• _Document section_:

====

Intrinsic Room Temperature Ferromagnetism in Boron-doped ZnO
X. G. Xu, H. L. Yang, Y. Wu, D. L. Zhang, S. Z. Wu, J. Miao, Y. Jiang

TL;DR
This study demonstrates room temperature ferromagnetism in boron-doped ZnO films through experimental deposition and theoretical calculations, revealing the magnetic origin related to oxygen atoms near B-Zn vacancies.
Contribution
It provides the first combined experimental and theoretical evidence of intrinsic room temperature ferromagnetism in B-doped ZnO.
Findings
Ferromagnetism observed at room temperature in B-doped ZnO films.
Magnetization increases with boron concentration.
Theoretical calculations explain the magnetic origin from oxygen near B-Zn vacancies.
Abstract
We report room temperature ferromagnetism in boron-doped ZnO both experimentally and theoretically. The single phase Zn1-xBxO films deposited under high oxygen pressure by pulsed-laser deposition show ferromagnetic behavior at room temperature. The saturation magnetization increases monotonously from 0 to 1.5 emu/cm3 with the increasing of B component x from 0 to 6.8%. The first-principles calculations based on density functional theory demonstrate that the ferromagnetism in B-doped ZnO originates from the induced magnetic moments of oxygen atoms in the nearest neighbor sites to the B-Zn vacancy pair. The calculated total magnetic moment increasing tendency with B component is well consistent with experiments.

====

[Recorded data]
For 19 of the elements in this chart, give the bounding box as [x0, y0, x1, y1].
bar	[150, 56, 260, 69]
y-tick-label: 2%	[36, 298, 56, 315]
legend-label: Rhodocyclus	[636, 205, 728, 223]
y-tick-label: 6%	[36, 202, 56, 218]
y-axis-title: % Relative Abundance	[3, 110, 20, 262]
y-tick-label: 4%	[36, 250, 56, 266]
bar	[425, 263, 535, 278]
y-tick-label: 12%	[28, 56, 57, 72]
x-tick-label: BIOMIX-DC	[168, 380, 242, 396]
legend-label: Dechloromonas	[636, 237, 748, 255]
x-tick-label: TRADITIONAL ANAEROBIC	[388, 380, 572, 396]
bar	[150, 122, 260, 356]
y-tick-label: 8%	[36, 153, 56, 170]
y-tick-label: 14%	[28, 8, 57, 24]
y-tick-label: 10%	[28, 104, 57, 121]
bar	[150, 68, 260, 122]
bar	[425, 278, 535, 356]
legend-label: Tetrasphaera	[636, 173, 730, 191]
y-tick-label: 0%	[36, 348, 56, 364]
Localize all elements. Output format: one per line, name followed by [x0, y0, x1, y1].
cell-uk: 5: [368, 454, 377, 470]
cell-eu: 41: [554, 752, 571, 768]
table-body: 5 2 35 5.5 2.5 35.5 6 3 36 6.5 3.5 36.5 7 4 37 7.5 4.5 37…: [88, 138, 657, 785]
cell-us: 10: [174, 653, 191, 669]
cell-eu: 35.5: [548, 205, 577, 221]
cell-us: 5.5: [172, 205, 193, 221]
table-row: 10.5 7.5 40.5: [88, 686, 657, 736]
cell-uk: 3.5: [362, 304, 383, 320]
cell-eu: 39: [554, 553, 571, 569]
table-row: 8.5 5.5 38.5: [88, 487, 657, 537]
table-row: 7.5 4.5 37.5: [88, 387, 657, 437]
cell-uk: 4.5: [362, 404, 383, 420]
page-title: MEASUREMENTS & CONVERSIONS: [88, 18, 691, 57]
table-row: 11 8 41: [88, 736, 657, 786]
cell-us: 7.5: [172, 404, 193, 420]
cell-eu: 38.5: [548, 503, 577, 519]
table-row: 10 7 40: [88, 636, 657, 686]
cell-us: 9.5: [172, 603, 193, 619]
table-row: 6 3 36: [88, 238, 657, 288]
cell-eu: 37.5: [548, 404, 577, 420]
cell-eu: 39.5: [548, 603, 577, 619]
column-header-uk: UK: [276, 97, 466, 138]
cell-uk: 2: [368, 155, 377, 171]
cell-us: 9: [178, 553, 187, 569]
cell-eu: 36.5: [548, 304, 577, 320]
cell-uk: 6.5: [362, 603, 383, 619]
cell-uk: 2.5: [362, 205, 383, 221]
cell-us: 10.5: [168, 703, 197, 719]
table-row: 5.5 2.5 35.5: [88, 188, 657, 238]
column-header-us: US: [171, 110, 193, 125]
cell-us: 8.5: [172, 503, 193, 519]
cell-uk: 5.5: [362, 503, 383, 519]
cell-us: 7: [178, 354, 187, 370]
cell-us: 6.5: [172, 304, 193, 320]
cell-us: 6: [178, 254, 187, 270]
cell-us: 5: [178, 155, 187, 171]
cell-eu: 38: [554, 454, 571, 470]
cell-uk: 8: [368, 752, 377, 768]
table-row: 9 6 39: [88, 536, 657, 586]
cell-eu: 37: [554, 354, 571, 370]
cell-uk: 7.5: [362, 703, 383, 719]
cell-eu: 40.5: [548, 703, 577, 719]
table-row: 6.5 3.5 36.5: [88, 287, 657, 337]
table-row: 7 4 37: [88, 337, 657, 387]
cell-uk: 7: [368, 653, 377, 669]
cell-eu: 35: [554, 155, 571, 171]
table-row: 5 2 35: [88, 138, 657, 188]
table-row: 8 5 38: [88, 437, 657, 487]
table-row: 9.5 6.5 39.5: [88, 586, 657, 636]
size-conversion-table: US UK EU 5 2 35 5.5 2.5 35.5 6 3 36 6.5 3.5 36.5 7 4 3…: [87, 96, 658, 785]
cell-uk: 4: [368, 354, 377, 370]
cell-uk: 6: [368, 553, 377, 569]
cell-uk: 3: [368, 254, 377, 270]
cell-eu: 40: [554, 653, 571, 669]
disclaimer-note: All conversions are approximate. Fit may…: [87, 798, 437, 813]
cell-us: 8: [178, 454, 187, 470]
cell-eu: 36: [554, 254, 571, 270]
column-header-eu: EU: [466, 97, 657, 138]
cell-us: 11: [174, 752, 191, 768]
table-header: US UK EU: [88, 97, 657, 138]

====

• _Tasks for this exercise_:
1 – Answer these questions from the text on boron-doped ZnO:
(a) According to the Contribution section, what kind of evidence does the study claim to provide for the first time?
(b) What deposition technique was used to grow the Zn1-xBxO films?
(c) What theory are the first-principles calculations based on?
2 – Echo the text on boron-doped ZnO word for word, from "Magnetization increases with" up to and including "consistent with experiments.".

• _Answer list_:
1 –
(a) Combined experimental and theoretical evidence of intrinsic room temperature ferromagnetism in B-doped ZnO.
(b) Pulsed-laser deposition.
(c) Density functional theory.

2 –
Magnetization increases with boron concentration.
Theoretical calculations explain the magnetic origin from oxygen near B-Zn vacancies.
Abstract
We report room temperature ferromagnetism in boron-doped ZnO both experimentally and theoretically. The single phase Zn1-xBxO films deposited under high oxygen pressure by pulsed-laser deposition show ferromagnetic behavior at room temperature. The saturation magnetization increases monotonously from 0 to 1.5 emu/cm3 with the increasing of B component x from 0 to 6.8%. The first-principles calculations based on density functional theory demonstrate that the ferromagnetism in B-doped ZnO originates from the induced magnetic moments of oxygen atoms in the nearest neighbor sites to the B-Zn vacancy pair. The calculated total magnetic moment increasing tendency with B component is well consistent with experiments.